Report only how many lines hold the word "Lucia".
━━━
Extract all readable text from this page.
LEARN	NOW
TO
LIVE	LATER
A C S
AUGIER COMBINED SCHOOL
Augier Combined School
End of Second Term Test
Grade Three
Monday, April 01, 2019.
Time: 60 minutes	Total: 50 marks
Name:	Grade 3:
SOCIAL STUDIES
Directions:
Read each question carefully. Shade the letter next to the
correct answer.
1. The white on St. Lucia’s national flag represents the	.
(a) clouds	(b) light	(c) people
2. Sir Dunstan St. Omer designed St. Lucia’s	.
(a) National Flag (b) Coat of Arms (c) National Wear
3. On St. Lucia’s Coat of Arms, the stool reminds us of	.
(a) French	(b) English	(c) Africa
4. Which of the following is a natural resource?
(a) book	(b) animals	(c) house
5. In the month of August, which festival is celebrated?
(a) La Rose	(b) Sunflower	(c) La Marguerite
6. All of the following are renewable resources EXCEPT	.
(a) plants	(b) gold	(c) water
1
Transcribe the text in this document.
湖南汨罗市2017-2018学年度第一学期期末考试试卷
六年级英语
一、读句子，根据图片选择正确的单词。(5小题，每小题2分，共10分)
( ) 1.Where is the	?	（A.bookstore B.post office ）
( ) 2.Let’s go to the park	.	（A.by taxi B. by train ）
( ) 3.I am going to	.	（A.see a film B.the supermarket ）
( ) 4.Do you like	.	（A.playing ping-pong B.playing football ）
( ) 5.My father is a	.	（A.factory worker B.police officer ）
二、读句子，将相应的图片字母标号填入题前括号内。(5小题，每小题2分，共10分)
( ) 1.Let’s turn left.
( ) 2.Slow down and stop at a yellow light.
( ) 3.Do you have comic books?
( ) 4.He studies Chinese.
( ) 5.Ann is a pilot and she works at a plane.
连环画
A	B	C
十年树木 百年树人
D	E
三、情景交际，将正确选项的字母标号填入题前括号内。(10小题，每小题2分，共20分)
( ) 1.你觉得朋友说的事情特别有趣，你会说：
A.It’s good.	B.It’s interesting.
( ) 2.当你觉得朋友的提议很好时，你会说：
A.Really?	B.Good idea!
━━━
● **WRITTEN SOLUTION**
3